Exercise description:
Copy each line below exactly and leave the pictures out.

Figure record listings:
----------------------------------------

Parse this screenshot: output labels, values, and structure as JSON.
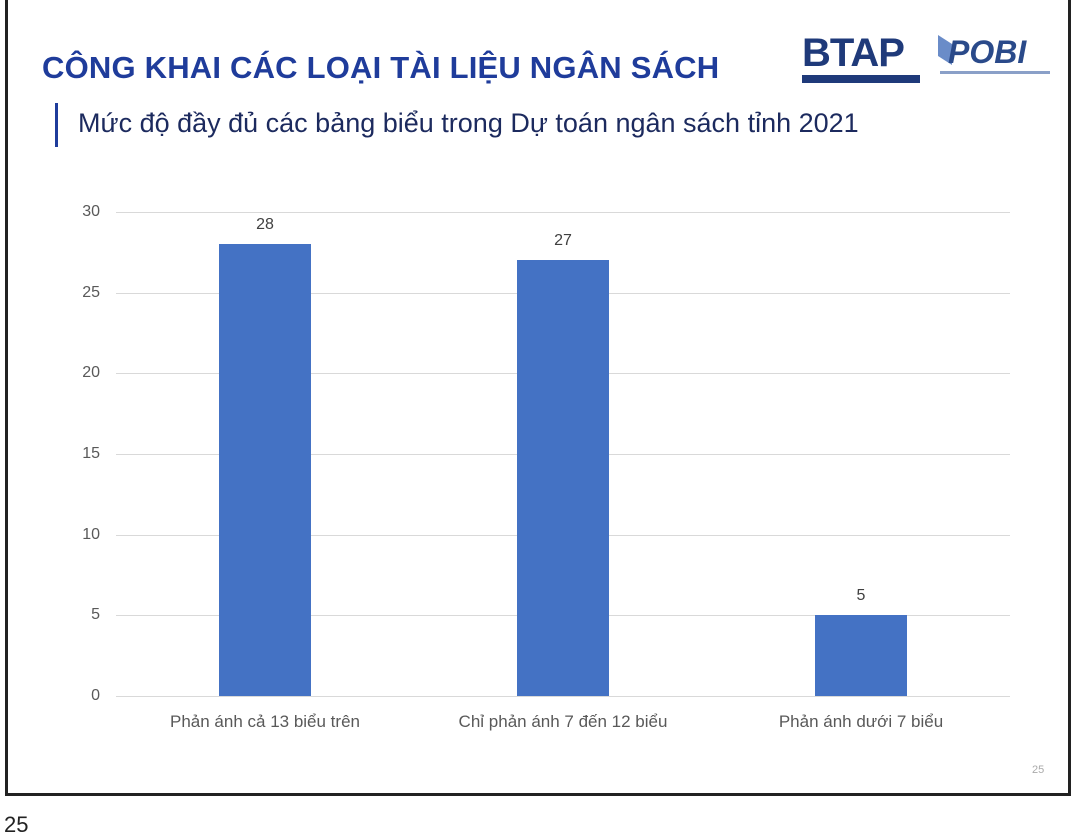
{
  "slide": {
    "title": "CÔNG KHAI CÁC LOẠI TÀI LIỆU NGÂN SÁCH",
    "subtitle": "Mức độ đầy đủ các bảng biểu trong Dự toán ngân sách tỉnh 2021",
    "logos": {
      "left": "BTAP",
      "right": "POBI"
    },
    "slide_number": "25",
    "page_number": "25"
  },
  "chart_data": {
    "type": "bar",
    "title": "Mức độ đầy đủ các bảng biểu trong Dự toán ngân sách tỉnh 2021",
    "categories": [
      "Phản ánh cả 13 biểu trên",
      "Chỉ phản ánh 7 đến 12 biểu",
      "Phản ánh dưới 7 biểu"
    ],
    "values": [
      28,
      27,
      5
    ],
    "xlabel": "",
    "ylabel": "",
    "ylim": [
      0,
      30
    ],
    "yticks": [
      0,
      5,
      10,
      15,
      20,
      25,
      30
    ],
    "grid": true,
    "legend": "none",
    "data_labels": [
      "28",
      "27",
      "5"
    ],
    "bar_color": "#4472c4"
  }
}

----------------------------------------

Response below:
Parse this screenshot: output labels, values, and structure as JSON.
{
  "slide": {
    "title": "CÔNG KHAI CÁC LOẠI TÀI LIỆU NGÂN SÁCH",
    "subtitle": "Mức độ đầy đủ các bảng biểu trong Dự toán ngân sách tỉnh 2021",
    "logos": {
      "left": "BTAP",
      "right": "POBI"
    },
    "slide_number": "25",
    "page_number": "25"
  },
  "chart_data": {
    "type": "bar",
    "title": "Mức độ đầy đủ các bảng biểu trong Dự toán ngân sách tỉnh 2021",
    "categories": [
      "Phản ánh cả 13 biểu trên",
      "Chỉ phản ánh 7 đến 12 biểu",
      "Phản ánh dưới 7 biểu"
    ],
    "values": [
      28,
      27,
      5
    ],
    "xlabel": "",
    "ylabel": "",
    "ylim": [
      0,
      30
    ],
    "yticks": [
      0,
      5,
      10,
      15,
      20,
      25,
      30
    ],
    "grid": true,
    "legend": "none",
    "data_labels": [
      "28",
      "27",
      "5"
    ],
    "bar_color": "#4472c4"
  }
}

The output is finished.